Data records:
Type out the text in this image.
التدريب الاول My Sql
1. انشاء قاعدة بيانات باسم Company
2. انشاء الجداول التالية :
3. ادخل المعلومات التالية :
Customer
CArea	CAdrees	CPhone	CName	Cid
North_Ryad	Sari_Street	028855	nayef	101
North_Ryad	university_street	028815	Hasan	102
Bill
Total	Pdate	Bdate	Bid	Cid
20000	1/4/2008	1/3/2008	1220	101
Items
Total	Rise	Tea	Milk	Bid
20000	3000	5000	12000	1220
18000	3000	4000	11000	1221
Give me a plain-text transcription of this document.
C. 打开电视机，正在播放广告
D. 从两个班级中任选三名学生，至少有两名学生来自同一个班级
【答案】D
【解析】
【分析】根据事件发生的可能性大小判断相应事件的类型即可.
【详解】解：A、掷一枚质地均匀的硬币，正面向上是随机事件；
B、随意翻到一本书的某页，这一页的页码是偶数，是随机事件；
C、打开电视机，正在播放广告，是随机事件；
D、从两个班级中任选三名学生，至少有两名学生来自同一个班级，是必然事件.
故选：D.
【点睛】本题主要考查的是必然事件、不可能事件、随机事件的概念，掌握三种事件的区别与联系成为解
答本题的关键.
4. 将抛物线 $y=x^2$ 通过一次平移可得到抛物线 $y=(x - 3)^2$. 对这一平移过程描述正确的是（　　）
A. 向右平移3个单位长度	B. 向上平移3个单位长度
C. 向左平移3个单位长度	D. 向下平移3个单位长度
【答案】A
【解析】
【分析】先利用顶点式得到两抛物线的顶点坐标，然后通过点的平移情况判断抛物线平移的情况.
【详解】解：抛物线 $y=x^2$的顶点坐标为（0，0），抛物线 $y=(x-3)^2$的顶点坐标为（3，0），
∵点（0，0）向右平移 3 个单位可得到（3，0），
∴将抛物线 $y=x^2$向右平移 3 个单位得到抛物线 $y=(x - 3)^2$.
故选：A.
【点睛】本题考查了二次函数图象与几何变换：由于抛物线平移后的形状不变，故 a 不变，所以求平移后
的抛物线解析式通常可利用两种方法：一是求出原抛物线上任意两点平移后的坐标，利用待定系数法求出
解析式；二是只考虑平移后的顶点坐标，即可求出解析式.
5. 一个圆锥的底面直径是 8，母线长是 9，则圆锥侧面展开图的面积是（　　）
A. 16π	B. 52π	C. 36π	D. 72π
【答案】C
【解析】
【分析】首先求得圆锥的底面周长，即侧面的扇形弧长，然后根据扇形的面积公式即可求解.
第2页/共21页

§ WHAT THIS TASK INVOLVES:
Output the listing above exactly as it appears.

§ FINISHED TASK:
Type out the text in this image.
التدريب الاول My Sql
1. انشاء قاعدة بيانات باسم Company
2. انشاء الجداول التالية :
3. ادخل المعلومات التالية :
Customer
CArea	CAdrees	CPhone	CName	Cid
North_Ryad	Sari_Street	028855	nayef	101
North_Ryad	university_street	028815	Hasan	102
Bill
Total	Pdate	Bdate	Bid	Cid
20000	1/4/2008	1/3/2008	1220	101
Items
Total	Rise	Tea	Milk	Bid
20000	3000	5000	12000	1220
18000	3000	4000	11000	1221
Give me a plain-text transcription of this document.
C. 打开电视机，正在播放广告
D. 从两个班级中任选三名学生，至少有两名学生来自同一个班级
【答案】D
【解析】
【分析】根据事件发生的可能性大小判断相应事件的类型即可.
【详解】解：A、掷一枚质地均匀的硬币，正面向上是随机事件；
B、随意翻到一本书的某页，这一页的页码是偶数，是随机事件；
C、打开电视机，正在播放广告，是随机事件；
D、从两个班级中任选三名学生，至少有两名学生来自同一个班级，是必然事件.
故选：D.
【点睛】本题主要考查的是必然事件、不可能事件、随机事件的概念，掌握三种事件的区别与联系成为解
答本题的关键.
4. 将抛物线 $y=x^2$ 通过一次平移可得到抛物线 $y=(x - 3)^2$. 对这一平移过程描述正确的是（　　）
A. 向右平移3个单位长度	B. 向上平移3个单位长度
C. 向左平移3个单位长度	D. 向下平移3个单位长度
【答案】A
【解析】
【分析】先利用顶点式得到两抛物线的顶点坐标，然后通过点的平移情况判断抛物线平移的情况.
【详解】解：抛物线 $y=x^2$的顶点坐标为（0，0），抛物线 $y=(x-3)^2$的顶点坐标为（3，0），
∵点（0，0）向右平移 3 个单位可得到（3，0），
∴将抛物线 $y=x^2$向右平移 3 个单位得到抛物线 $y=(x - 3)^2$.
故选：A.
【点睛】本题考查了二次函数图象与几何变换：由于抛物线平移后的形状不变，故 a 不变，所以求平移后
的抛物线解析式通常可利用两种方法：一是求出原抛物线上任意两点平移后的坐标，利用待定系数法求出
解析式；二是只考虑平移后的顶点坐标，即可求出解析式.
5. 一个圆锥的底面直径是 8，母线长是 9，则圆锥侧面展开图的面积是（　　）
A. 16π	B. 52π	C. 36π	D. 72π
【答案】C
【解析】
【分析】首先求得圆锥的底面周长，即侧面的扇形弧长，然后根据扇形的面积公式即可求解.
第2页/共21页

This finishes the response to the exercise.